• TEXTE À LIRE
===

La gravure a tout de même servi de base à votre projet autour de l’édition et à l’une des préoccupations majeures du Cneai, la « reproductibilité » de l’œuvre ?
Quand on étudie la gravure du Moyen Âge, on aperçoit effectivement beaucoup de similitudes avec l’Offset d’aujourd’hui ; il s’agissait d’œuvres non limitées, non signées, qui étaient originales (ce n’étaient pas des reproductions de tableaux existants) destinées à la diffusion à une époque où les voyages étaient dangereux et onéreux. Si on fait une transposition, on retrouve la notion de publication, c’est-à-dire rendre publique une œuvre et en faire par là-même une œuvre industrielle.
Une œuvre par essence reproductible en quelque sorte ?
Exactement, elle est pensée, dès sa production, comme une œuvre reproductible et diffusable, donc transmissible. C’est cela qui nous a intéressé très vite et permis de redéfinir les lignes du centre d’art. À mon sens, le standard artistique de l’œuvre moderne, l’œuvre unique signée par une seule personne et diffusée dans un espace protégé (collection, galeries, musées) est en train d’être remis en cause. Cela n’annule cependant en rien les valeurs du tableau, mais déplace la valeur cognitive de l’art.
L’exposition de cette expérience est quelque chose qui a influencé le nouveau programme du Cneai à l’occasion de sa réouverture ?
Absolument, c’est un sujet de réflexion constant ici. Nous avons réfléchi à un nouveau modèle de fonctionnement. On ne fait plus une seule exposition, on fait un parcours qui sera ouvert à des recherches théoriques. On propose maintenant, pour chaque saison, trois fois par an, une dizaine de « points de vue » (qui seront autant d’expositions dans nos espaces) sur lesquels une cinquantaine d’artistes peuvent se croiser. Ce parcours scénographié pourra aussi comporter des expositions qui ne présenteront qu’un artiste, à l’image de la proposition de Christophe Lemaitre autour du jeu de go. Pour nous, éditer un jeu de go, c’est déjà une édition artistique, on travaille moins sur la question d’imprimerie que sur la question d’« art-média », c’est-à-dire un art expérimental, média, qui utilise la dynamique de l’industrie et du numérique.
Ce rapport à l’édition, à la fabrication d’une œuvre par le biais de l’industrie, qu’il s’agisse d’un livre ou de tout autre objet est une question récurrente dans vos expositions et résidences.

===

• ENREGISTREMENTS DE DONNÉES
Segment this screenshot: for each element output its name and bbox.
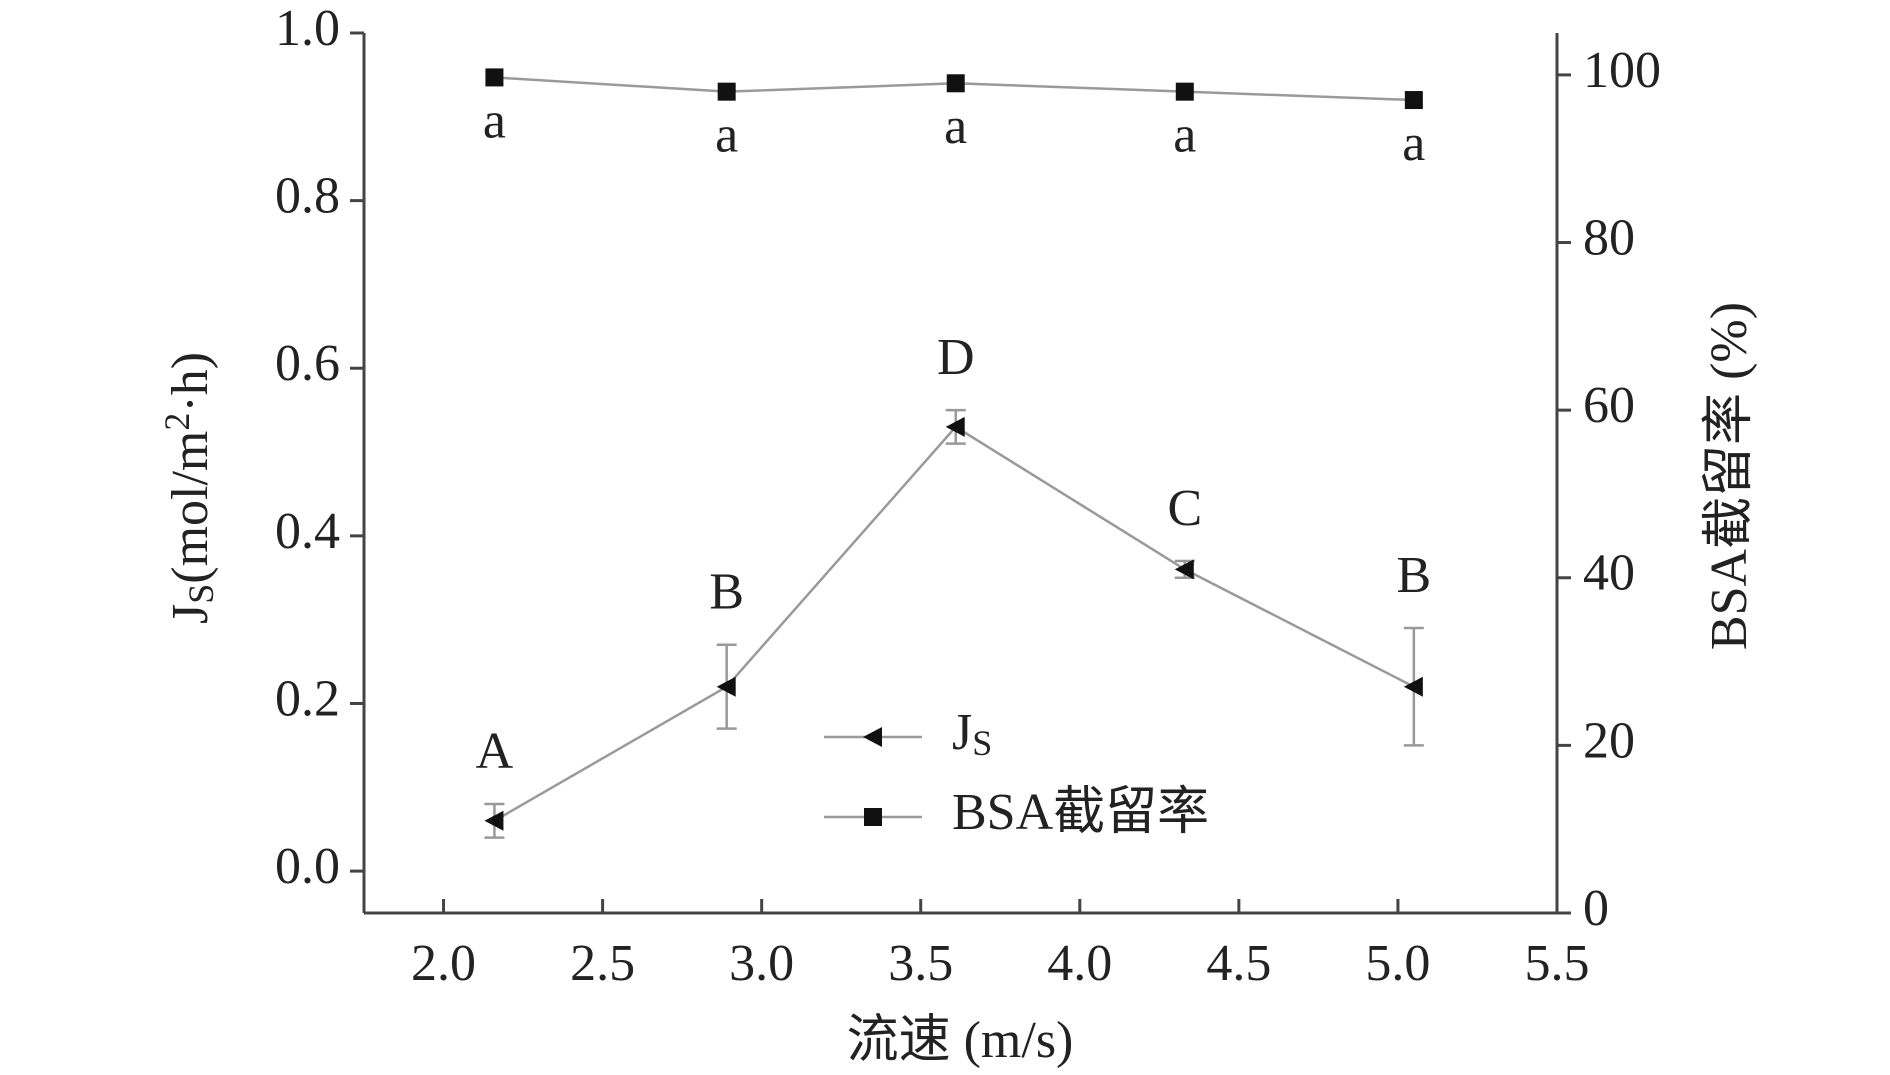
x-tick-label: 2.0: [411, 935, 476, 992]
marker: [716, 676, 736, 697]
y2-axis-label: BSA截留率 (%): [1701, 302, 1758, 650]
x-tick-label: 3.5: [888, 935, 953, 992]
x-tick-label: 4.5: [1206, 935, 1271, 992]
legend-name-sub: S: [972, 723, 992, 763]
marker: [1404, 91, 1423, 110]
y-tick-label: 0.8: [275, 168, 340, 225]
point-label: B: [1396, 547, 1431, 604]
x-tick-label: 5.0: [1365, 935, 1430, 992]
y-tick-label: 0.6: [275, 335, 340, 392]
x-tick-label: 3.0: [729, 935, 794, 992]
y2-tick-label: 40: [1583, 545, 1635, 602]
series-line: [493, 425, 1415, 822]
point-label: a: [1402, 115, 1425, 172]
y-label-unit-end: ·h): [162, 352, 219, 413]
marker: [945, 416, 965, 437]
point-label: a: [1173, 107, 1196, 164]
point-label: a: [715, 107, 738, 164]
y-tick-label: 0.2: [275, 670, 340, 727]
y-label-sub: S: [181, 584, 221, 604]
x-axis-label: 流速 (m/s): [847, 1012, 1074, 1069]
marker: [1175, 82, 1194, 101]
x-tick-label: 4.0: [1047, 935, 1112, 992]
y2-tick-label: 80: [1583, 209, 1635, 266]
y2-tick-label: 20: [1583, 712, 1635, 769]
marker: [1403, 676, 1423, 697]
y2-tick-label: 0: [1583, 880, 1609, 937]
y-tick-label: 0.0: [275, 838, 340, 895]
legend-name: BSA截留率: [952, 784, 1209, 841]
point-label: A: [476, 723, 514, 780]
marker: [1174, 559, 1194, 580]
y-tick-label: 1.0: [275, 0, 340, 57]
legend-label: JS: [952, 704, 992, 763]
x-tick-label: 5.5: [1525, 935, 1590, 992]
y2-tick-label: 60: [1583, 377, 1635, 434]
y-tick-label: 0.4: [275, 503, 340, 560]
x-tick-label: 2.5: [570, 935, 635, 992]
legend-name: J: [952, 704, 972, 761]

===

• OBJECTIF DE TÂCHE
D'après le texte à lire, à quelle fréquence annuelle le Cneai propose-t-il sa dizaine de « points de vue » ?

• RÉSULTAT ATTENDU
Trois fois par an, une fois pour chaque saison.